# [Set problem]
Copy nothing but the text: reproduce each line of the listing exactly and leave the pictures out.

==== The records

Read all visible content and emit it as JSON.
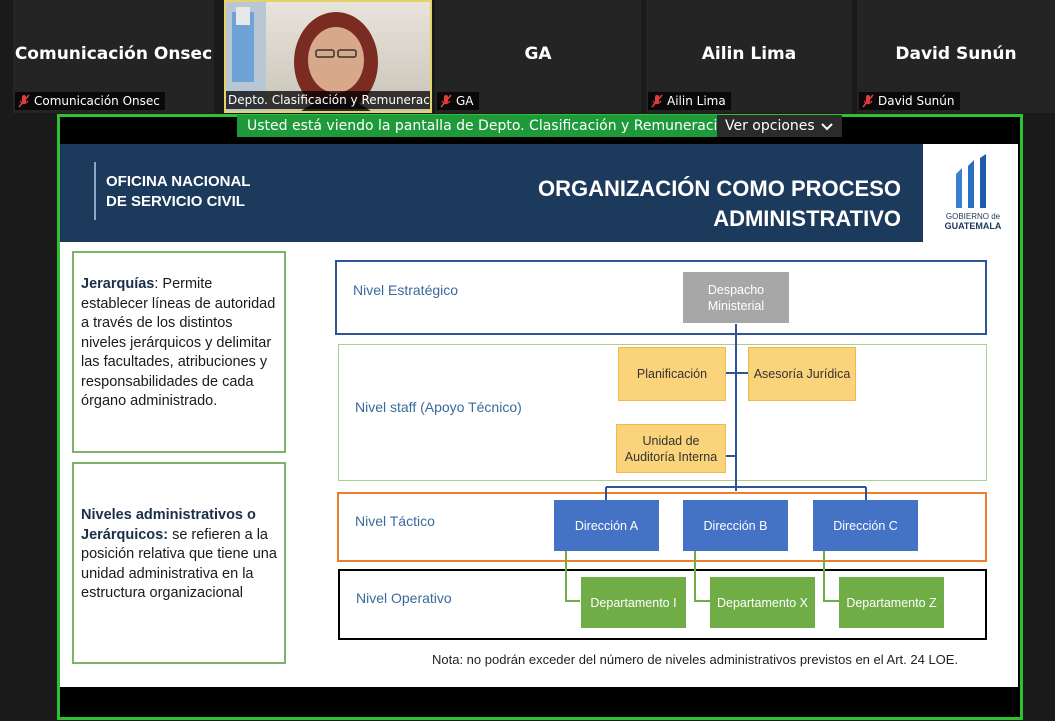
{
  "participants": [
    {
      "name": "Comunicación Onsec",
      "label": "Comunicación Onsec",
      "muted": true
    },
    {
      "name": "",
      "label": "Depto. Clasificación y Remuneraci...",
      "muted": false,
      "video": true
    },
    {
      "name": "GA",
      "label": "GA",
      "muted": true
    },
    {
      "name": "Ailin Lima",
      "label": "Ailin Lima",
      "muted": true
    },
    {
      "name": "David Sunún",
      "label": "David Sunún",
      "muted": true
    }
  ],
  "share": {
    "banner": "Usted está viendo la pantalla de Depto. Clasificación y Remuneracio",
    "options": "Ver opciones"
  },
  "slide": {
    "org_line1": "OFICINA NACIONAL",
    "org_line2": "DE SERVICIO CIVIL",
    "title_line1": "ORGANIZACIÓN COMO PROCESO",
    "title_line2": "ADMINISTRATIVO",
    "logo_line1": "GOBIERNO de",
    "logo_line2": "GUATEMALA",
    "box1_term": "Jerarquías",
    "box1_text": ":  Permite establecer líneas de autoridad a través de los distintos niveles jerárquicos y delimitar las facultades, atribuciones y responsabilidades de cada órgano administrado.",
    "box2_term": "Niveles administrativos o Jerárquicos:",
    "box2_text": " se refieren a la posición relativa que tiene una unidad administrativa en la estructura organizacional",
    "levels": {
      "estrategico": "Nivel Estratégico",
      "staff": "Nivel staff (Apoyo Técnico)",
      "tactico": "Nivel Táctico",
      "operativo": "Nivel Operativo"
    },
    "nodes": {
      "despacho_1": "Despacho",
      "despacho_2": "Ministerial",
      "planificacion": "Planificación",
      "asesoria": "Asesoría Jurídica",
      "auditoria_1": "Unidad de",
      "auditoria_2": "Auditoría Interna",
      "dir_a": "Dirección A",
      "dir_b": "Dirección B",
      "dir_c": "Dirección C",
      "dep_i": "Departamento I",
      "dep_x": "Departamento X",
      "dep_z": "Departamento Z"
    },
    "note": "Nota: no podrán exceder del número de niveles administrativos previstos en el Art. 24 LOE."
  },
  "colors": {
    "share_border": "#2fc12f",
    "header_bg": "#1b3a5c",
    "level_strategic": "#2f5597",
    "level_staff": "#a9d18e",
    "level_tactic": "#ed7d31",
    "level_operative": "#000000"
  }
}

========

# [Full output]
Read all visible content and emit it as JSON.
{
  "participants": [
    {
      "name": "Comunicación Onsec",
      "label": "Comunicación Onsec",
      "muted": true
    },
    {
      "name": "",
      "label": "Depto. Clasificación y Remuneraci...",
      "muted": false,
      "video": true
    },
    {
      "name": "GA",
      "label": "GA",
      "muted": true
    },
    {
      "name": "Ailin Lima",
      "label": "Ailin Lima",
      "muted": true
    },
    {
      "name": "David Sunún",
      "label": "David Sunún",
      "muted": true
    }
  ],
  "share": {
    "banner": "Usted está viendo la pantalla de Depto. Clasificación y Remuneracio",
    "options": "Ver opciones"
  },
  "slide": {
    "org_line1": "OFICINA NACIONAL",
    "org_line2": "DE SERVICIO CIVIL",
    "title_line1": "ORGANIZACIÓN COMO PROCESO",
    "title_line2": "ADMINISTRATIVO",
    "logo_line1": "GOBIERNO de",
    "logo_line2": "GUATEMALA",
    "box1_term": "Jerarquías",
    "box1_text": ":  Permite establecer líneas de autoridad a través de los distintos niveles jerárquicos y delimitar las facultades, atribuciones y responsabilidades de cada órgano administrado.",
    "box2_term": "Niveles administrativos o Jerárquicos:",
    "box2_text": " se refieren a la posición relativa que tiene una unidad administrativa en la estructura organizacional",
    "levels": {
      "estrategico": "Nivel Estratégico",
      "staff": "Nivel staff (Apoyo Técnico)",
      "tactico": "Nivel Táctico",
      "operativo": "Nivel Operativo"
    },
    "nodes": {
      "despacho_1": "Despacho",
      "despacho_2": "Ministerial",
      "planificacion": "Planificación",
      "asesoria": "Asesoría Jurídica",
      "auditoria_1": "Unidad de",
      "auditoria_2": "Auditoría Interna",
      "dir_a": "Dirección A",
      "dir_b": "Dirección B",
      "dir_c": "Dirección C",
      "dep_i": "Departamento I",
      "dep_x": "Departamento X",
      "dep_z": "Departamento Z"
    },
    "note": "Nota: no podrán exceder del número de niveles administrativos previstos en el Art. 24 LOE."
  },
  "colors": {
    "share_border": "#2fc12f",
    "header_bg": "#1b3a5c",
    "level_strategic": "#2f5597",
    "level_staff": "#a9d18e",
    "level_tactic": "#ed7d31",
    "level_operative": "#000000"
  }
}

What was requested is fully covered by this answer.